EXERCISE DETAILS
Gather every line from the entries below that includes "spotřebu".

STORED DATA
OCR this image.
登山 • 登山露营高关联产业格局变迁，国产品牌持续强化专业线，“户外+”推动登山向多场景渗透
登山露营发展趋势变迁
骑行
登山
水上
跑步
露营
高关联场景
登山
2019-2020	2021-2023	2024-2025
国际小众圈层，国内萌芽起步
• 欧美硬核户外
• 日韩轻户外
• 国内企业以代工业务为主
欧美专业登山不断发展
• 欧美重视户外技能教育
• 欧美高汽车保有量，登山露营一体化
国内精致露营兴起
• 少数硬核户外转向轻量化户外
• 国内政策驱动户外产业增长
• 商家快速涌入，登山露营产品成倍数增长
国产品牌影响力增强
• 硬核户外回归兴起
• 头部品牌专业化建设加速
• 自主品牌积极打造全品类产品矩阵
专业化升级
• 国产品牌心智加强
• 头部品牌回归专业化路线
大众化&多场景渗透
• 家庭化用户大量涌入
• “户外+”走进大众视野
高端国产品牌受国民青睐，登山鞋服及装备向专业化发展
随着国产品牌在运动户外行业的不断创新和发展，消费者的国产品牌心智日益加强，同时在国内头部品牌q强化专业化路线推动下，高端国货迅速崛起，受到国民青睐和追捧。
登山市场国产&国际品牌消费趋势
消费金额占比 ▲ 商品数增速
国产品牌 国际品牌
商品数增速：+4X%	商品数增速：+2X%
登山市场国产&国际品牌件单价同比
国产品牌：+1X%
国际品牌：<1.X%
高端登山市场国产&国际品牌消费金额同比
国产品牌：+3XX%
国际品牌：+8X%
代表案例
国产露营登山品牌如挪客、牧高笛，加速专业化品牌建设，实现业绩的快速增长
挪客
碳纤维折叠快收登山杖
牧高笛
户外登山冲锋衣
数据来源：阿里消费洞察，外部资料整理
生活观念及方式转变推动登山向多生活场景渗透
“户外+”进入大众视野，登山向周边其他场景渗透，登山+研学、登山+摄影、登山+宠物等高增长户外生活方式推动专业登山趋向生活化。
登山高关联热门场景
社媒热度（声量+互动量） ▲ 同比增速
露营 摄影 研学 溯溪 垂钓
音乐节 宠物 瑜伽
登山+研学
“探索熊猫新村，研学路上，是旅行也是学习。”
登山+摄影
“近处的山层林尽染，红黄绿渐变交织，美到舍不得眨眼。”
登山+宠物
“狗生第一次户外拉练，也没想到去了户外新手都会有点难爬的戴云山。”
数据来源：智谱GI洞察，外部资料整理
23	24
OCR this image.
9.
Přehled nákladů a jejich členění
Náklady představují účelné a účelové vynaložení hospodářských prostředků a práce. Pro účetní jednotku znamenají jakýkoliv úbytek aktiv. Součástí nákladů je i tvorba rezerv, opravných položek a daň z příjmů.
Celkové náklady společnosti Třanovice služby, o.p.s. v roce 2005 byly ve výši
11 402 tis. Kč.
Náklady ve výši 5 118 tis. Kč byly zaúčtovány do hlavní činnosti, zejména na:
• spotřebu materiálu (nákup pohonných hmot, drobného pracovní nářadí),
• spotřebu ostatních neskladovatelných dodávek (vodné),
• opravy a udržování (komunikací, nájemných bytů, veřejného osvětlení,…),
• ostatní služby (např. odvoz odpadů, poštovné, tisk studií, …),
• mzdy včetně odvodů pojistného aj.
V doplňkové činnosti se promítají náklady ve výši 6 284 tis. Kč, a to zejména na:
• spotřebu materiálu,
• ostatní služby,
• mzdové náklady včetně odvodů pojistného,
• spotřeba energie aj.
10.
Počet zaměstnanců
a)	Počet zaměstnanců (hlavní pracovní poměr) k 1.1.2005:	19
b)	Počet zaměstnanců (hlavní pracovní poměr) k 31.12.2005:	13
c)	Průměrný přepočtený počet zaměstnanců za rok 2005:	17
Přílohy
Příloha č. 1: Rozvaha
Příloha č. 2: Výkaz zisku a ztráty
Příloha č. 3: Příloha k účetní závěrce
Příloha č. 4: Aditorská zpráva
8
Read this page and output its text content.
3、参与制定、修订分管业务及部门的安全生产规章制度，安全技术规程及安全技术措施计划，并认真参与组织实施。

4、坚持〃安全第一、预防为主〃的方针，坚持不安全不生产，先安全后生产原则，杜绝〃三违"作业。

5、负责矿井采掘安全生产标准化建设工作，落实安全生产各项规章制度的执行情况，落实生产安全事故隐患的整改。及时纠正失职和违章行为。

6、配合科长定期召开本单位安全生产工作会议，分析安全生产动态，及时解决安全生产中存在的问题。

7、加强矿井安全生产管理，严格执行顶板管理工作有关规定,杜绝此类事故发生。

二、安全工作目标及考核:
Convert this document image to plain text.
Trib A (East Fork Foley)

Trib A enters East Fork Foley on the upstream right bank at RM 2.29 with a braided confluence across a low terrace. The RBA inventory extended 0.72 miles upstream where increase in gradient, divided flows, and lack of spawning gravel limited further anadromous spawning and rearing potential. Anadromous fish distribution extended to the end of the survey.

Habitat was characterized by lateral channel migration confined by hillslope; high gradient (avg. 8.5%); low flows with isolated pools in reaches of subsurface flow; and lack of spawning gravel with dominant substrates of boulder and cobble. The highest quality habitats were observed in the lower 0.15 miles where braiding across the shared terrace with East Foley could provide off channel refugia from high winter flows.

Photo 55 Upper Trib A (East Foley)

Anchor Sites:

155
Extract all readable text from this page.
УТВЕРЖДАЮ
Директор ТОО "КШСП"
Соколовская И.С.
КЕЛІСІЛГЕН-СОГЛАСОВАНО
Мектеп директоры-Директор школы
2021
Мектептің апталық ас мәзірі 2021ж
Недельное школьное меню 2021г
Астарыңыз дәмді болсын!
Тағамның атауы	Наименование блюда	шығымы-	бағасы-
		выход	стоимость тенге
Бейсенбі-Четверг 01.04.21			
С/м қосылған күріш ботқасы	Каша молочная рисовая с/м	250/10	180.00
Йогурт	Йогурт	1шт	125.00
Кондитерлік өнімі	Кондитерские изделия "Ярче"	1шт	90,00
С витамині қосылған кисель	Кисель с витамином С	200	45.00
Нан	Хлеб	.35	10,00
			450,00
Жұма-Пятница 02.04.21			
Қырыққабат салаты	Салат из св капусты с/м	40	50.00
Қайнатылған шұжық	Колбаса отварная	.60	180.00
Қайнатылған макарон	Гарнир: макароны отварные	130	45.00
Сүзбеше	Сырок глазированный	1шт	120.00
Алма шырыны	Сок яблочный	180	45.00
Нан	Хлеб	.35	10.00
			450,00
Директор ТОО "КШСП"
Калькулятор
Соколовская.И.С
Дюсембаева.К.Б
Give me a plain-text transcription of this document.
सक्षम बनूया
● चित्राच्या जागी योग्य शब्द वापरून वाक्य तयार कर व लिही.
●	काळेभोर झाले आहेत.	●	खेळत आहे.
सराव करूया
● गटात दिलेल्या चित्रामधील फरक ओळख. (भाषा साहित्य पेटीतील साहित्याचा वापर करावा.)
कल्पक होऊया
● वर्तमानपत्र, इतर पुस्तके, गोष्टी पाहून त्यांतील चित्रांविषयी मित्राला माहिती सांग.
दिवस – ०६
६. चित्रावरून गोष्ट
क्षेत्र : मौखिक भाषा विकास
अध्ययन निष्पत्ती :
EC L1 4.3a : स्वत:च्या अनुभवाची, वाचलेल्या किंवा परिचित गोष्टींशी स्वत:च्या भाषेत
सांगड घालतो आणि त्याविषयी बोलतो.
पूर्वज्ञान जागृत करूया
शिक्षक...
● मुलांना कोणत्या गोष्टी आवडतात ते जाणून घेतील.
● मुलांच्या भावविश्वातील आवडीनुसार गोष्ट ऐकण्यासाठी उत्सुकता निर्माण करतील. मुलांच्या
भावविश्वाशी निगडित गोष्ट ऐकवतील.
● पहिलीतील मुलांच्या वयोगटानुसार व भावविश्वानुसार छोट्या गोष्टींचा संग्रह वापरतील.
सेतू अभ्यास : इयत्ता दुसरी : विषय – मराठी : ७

TASK RESPONSE
• spotřebu materiálu (nákup pohonných hmot, drobného pracovní nářadí),
• spotřebu ostatních neskladovatelných dodávek (vodné),
• spotřebu materiálu,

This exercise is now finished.